Stored records ->
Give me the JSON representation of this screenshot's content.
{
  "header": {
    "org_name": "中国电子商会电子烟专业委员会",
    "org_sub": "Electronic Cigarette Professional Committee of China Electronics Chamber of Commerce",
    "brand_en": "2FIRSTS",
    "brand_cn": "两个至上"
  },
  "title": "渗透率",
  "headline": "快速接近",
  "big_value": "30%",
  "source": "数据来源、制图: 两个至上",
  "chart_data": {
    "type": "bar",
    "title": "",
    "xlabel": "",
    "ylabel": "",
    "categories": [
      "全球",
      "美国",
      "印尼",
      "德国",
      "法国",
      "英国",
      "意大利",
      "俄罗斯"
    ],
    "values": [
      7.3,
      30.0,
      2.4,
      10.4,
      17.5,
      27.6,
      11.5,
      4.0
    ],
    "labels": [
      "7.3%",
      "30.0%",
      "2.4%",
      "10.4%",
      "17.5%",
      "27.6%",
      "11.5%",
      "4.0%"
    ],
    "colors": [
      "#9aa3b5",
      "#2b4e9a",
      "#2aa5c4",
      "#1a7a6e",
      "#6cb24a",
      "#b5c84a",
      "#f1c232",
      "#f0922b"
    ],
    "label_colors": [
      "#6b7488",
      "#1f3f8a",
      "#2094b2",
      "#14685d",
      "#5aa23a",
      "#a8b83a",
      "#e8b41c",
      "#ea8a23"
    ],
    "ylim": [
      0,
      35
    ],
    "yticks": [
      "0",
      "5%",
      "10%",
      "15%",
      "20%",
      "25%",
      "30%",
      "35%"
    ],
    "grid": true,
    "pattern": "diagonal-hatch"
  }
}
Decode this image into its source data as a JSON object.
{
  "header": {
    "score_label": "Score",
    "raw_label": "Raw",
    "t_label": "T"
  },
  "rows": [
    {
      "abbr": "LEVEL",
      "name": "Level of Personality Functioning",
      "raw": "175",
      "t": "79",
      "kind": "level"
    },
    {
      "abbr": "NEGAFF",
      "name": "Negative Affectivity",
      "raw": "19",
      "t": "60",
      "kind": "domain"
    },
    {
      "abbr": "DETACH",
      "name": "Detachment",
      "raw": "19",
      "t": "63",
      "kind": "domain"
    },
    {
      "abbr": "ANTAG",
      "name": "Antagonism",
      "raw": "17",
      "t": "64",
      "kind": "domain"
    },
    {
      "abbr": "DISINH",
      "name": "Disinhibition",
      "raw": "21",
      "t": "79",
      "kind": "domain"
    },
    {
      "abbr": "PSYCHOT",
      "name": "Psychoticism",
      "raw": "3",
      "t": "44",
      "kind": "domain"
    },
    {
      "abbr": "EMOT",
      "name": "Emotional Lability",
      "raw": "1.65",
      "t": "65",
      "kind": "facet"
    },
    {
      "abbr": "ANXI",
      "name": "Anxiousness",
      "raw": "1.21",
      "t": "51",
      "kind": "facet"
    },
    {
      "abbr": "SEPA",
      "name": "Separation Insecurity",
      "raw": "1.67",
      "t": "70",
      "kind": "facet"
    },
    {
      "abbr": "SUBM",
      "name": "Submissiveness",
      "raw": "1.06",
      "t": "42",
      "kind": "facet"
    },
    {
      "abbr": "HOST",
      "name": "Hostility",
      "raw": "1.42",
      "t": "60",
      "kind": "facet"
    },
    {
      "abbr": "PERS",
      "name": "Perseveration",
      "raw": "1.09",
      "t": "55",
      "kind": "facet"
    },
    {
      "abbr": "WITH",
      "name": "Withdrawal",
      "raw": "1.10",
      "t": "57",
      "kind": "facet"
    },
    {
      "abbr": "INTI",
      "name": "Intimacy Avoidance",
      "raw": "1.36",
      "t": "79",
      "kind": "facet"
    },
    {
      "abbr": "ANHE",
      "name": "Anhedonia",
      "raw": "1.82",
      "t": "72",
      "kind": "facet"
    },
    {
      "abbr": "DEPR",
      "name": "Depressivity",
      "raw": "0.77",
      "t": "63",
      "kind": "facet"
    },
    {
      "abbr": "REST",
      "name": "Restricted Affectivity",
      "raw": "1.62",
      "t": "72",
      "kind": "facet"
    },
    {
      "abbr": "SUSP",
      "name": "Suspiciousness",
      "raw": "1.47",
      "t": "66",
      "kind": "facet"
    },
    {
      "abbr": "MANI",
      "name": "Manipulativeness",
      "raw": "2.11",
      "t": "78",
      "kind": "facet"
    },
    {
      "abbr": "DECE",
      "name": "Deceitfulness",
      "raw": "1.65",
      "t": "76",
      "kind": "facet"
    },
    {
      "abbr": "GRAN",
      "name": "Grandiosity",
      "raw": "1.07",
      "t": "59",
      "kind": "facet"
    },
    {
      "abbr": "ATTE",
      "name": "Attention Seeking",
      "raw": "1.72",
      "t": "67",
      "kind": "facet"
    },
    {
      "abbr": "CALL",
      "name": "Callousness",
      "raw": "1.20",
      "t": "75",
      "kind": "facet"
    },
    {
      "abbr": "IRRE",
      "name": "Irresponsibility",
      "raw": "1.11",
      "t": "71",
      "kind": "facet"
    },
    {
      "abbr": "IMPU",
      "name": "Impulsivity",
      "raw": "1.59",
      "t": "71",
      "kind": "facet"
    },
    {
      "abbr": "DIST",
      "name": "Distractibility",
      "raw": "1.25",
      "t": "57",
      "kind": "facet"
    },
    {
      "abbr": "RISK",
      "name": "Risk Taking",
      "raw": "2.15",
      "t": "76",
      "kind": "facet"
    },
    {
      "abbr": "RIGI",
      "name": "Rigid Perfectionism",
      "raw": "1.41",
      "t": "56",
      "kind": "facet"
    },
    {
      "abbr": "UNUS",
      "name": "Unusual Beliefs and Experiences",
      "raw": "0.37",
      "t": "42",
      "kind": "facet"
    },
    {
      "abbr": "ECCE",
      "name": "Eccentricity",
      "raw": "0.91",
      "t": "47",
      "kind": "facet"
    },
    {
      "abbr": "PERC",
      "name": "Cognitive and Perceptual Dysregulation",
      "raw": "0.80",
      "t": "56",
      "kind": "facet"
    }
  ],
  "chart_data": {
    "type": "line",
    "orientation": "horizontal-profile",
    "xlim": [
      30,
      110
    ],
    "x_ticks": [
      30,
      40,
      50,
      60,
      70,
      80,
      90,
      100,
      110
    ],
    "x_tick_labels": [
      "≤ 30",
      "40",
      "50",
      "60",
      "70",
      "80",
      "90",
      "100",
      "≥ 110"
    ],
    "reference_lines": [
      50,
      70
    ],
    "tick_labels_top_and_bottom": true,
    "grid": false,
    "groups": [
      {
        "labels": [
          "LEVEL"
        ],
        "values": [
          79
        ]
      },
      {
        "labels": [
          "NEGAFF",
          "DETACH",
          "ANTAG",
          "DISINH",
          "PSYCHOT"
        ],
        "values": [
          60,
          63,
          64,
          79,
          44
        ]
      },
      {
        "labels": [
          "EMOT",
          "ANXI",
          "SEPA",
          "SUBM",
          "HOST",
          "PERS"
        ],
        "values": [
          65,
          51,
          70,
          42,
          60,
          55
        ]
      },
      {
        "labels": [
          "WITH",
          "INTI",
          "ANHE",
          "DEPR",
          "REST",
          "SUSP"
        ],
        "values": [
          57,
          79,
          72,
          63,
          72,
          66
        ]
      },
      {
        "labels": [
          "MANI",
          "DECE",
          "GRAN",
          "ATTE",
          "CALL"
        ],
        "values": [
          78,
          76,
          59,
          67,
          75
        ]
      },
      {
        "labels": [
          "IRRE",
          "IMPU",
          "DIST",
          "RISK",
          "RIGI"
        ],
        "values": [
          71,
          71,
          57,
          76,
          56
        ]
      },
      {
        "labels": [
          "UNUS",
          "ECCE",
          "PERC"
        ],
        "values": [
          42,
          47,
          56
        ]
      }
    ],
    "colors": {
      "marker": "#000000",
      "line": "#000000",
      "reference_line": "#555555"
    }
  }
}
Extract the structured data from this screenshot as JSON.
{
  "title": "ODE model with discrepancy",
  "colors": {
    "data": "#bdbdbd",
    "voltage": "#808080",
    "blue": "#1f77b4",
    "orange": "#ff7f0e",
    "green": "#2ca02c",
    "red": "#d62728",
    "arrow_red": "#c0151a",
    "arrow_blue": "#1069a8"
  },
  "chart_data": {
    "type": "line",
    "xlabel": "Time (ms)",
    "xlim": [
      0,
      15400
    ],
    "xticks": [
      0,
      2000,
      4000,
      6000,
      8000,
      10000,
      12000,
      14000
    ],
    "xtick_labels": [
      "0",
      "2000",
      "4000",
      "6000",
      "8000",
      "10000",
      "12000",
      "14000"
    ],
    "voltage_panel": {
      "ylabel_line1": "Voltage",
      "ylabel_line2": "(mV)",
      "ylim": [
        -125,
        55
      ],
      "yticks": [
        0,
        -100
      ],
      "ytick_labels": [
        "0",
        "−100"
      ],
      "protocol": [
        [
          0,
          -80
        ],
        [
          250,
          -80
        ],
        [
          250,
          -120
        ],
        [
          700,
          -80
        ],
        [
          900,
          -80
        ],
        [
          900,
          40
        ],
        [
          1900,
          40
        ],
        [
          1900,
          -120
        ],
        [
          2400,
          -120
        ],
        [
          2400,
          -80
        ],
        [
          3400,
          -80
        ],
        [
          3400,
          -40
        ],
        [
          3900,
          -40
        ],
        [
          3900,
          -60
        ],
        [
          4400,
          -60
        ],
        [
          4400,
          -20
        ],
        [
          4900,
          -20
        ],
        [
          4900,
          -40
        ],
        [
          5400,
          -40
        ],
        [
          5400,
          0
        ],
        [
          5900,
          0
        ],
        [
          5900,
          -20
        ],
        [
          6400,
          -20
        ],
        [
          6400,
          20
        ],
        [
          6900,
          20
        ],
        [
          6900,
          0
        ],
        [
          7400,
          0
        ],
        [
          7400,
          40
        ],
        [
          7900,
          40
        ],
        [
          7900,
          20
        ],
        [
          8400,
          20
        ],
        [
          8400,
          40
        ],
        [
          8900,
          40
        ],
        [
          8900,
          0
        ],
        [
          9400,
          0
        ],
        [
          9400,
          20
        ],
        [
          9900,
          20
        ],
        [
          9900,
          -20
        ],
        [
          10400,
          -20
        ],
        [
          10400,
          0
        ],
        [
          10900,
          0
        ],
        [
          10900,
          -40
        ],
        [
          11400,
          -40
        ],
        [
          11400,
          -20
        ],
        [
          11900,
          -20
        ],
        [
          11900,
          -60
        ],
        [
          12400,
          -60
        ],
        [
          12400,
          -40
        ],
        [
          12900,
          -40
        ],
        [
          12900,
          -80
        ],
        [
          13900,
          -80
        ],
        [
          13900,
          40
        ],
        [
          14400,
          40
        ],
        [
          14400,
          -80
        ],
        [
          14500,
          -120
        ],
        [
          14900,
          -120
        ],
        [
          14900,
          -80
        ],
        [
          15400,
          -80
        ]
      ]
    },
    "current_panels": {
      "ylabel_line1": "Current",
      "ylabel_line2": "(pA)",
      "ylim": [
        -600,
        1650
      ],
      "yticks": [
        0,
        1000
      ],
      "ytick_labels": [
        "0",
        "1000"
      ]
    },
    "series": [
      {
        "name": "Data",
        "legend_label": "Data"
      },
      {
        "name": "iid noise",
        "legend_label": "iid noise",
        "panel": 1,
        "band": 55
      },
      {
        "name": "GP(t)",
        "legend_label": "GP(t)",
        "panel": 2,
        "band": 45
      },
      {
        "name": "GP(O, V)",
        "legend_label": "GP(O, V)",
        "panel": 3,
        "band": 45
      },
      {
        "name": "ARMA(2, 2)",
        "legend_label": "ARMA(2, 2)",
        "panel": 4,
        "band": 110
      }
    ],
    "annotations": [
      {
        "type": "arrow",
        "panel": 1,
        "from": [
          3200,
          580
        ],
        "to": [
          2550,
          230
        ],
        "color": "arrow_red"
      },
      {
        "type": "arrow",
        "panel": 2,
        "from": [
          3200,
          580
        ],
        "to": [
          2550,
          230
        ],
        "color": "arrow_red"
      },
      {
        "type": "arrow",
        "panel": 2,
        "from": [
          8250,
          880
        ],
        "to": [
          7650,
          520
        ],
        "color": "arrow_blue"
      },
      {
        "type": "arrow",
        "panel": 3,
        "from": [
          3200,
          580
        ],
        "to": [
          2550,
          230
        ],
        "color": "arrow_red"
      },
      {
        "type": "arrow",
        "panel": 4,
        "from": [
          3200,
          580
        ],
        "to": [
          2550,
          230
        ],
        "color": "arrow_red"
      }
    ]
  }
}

Work required ->
Locate all lines in the listing above with the word "title" and copy them.

Written solution ->
  "title": "渗透率",
    "title": "",
  "title": "ODE model with discrepancy",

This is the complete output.